Set the data down again, exactly as it reads, but without the pictures.

----- Dataset content -----

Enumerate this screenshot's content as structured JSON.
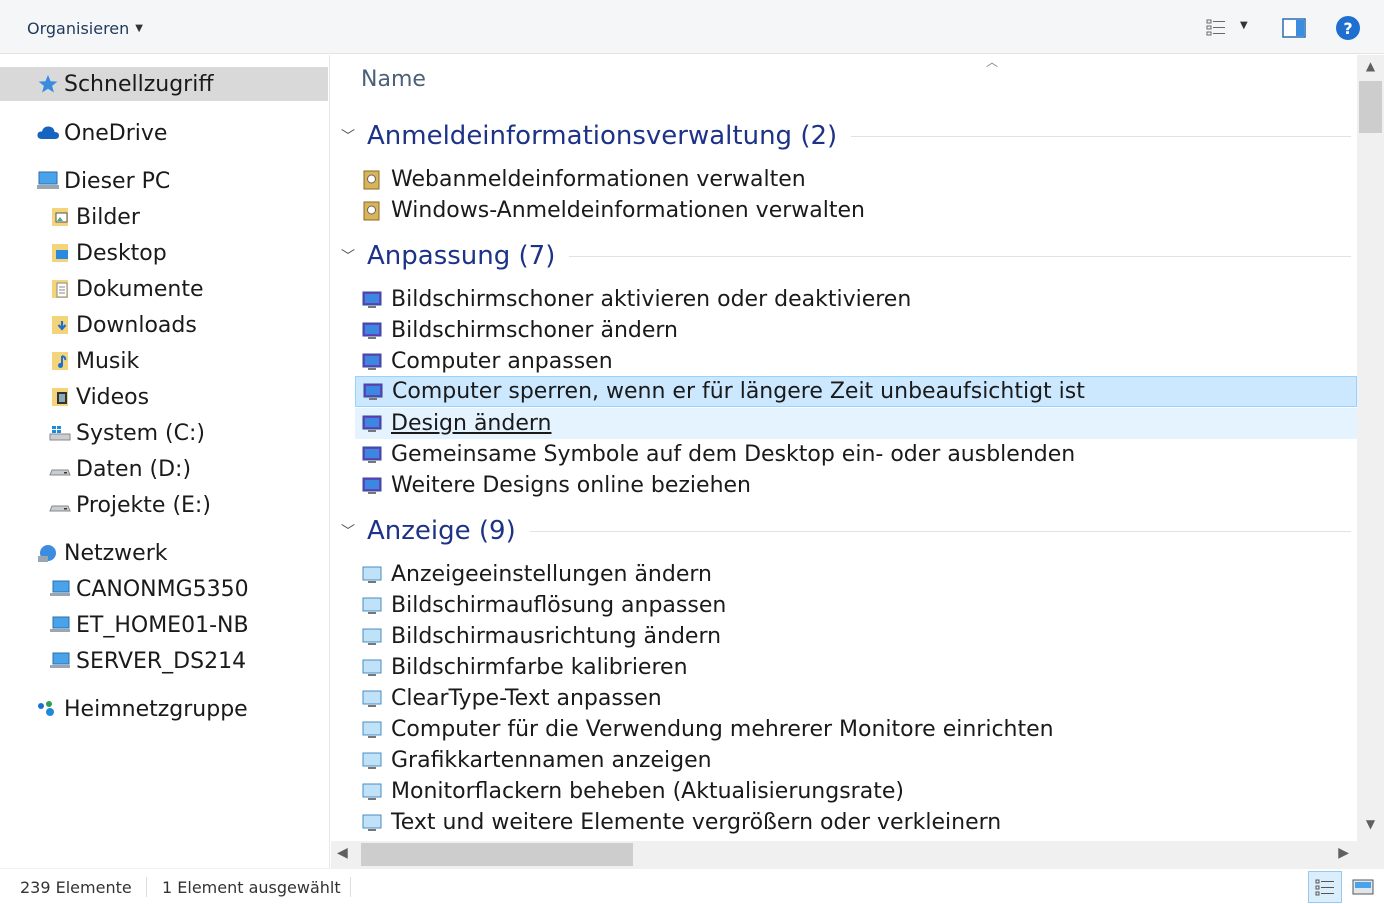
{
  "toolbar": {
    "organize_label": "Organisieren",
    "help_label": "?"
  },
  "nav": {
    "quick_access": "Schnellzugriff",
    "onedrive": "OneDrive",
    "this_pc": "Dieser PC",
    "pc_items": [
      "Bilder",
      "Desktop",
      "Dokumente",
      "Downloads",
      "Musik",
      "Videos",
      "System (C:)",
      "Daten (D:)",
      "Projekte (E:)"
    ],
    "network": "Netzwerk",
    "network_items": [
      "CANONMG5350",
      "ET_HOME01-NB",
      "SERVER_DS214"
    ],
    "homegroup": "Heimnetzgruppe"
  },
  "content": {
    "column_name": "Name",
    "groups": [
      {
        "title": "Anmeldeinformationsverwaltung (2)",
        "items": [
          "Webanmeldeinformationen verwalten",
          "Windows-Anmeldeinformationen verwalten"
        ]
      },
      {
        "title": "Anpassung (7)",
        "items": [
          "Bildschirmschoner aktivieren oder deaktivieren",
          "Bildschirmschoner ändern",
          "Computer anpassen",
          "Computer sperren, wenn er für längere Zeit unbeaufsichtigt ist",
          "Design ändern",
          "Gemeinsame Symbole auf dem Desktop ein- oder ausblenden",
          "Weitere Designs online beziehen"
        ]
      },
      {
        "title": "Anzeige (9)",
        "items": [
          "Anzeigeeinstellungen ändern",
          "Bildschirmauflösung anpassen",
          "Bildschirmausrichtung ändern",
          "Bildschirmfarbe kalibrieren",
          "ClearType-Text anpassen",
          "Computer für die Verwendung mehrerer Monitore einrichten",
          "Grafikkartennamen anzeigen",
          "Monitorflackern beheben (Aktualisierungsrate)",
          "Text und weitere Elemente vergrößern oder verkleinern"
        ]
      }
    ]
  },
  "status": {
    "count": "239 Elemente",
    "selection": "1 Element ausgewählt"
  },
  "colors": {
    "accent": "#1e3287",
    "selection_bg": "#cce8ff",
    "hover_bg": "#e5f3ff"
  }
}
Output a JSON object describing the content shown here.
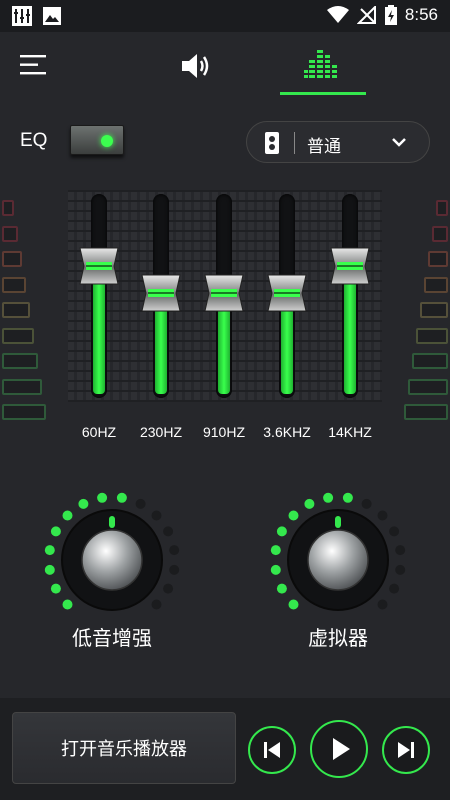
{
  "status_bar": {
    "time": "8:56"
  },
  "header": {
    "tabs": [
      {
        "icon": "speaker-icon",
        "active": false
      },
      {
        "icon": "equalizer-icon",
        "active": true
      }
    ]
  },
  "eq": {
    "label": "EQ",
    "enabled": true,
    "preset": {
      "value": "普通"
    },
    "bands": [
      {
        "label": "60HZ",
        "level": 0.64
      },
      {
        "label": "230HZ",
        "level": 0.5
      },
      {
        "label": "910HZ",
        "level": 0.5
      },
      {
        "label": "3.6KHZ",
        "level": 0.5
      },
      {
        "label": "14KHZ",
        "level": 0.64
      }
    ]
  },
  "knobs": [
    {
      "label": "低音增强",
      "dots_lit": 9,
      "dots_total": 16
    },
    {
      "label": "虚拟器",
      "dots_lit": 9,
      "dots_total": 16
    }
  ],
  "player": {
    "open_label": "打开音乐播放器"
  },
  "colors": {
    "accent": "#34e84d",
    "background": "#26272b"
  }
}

-----

#### [Written reply]
Enumerate this screenshot's content as structured JSON.
{
  "toolbar": {
    "organize_label": "Organisieren",
    "help_label": "?"
  },
  "nav": {
    "quick_access": "Schnellzugriff",
    "onedrive": "OneDrive",
    "this_pc": "Dieser PC",
    "pc_items": [
      "Bilder",
      "Desktop",
      "Dokumente",
      "Downloads",
      "Musik",
      "Videos",
      "System (C:)",
      "Daten (D:)",
      "Projekte (E:)"
    ],
    "network": "Netzwerk",
    "network_items": [
      "CANONMG5350",
      "ET_HOME01-NB",
      "SERVER_DS214"
    ],
    "homegroup": "Heimnetzgruppe"
  },
  "content": {
    "column_name": "Name",
    "groups": [
      {
        "title": "Anmeldeinformationsverwaltung (2)",
        "items": [
          "Webanmeldeinformationen verwalten",
          "Windows-Anmeldeinformationen verwalten"
        ]
      },
      {
        "title": "Anpassung (7)",
        "items": [
          "Bildschirmschoner aktivieren oder deaktivieren",
          "Bildschirmschoner ändern",
          "Computer anpassen",
          "Computer sperren, wenn er für längere Zeit unbeaufsichtigt ist",
          "Design ändern",
          "Gemeinsame Symbole auf dem Desktop ein- oder ausblenden",
          "Weitere Designs online beziehen"
        ]
      },
      {
        "title": "Anzeige (9)",
        "items": [
          "Anzeigeeinstellungen ändern",
          "Bildschirmauflösung anpassen",
          "Bildschirmausrichtung ändern",
          "Bildschirmfarbe kalibrieren",
          "ClearType-Text anpassen",
          "Computer für die Verwendung mehrerer Monitore einrichten",
          "Grafikkartennamen anzeigen",
          "Monitorflackern beheben (Aktualisierungsrate)",
          "Text und weitere Elemente vergrößern oder verkleinern"
        ]
      }
    ]
  },
  "status": {
    "count": "239 Elemente",
    "selection": "1 Element ausgewählt"
  },
  "colors": {
    "accent": "#1e3287",
    "selection_bg": "#cce8ff",
    "hover_bg": "#e5f3ff"
  }
}
Output a JSON object describing the content shown here.
{
  "status_bar": {
    "time": "8:56"
  },
  "header": {
    "tabs": [
      {
        "icon": "speaker-icon",
        "active": false
      },
      {
        "icon": "equalizer-icon",
        "active": true
      }
    ]
  },
  "eq": {
    "label": "EQ",
    "enabled": true,
    "preset": {
      "value": "普通"
    },
    "bands": [
      {
        "label": "60HZ",
        "level": 0.64
      },
      {
        "label": "230HZ",
        "level": 0.5
      },
      {
        "label": "910HZ",
        "level": 0.5
      },
      {
        "label": "3.6KHZ",
        "level": 0.5
      },
      {
        "label": "14KHZ",
        "level": 0.64
      }
    ]
  },
  "knobs": [
    {
      "label": "低音增强",
      "dots_lit": 9,
      "dots_total": 16
    },
    {
      "label": "虚拟器",
      "dots_lit": 9,
      "dots_total": 16
    }
  ],
  "player": {
    "open_label": "打开音乐播放器"
  },
  "colors": {
    "accent": "#34e84d",
    "background": "#26272b"
  }
}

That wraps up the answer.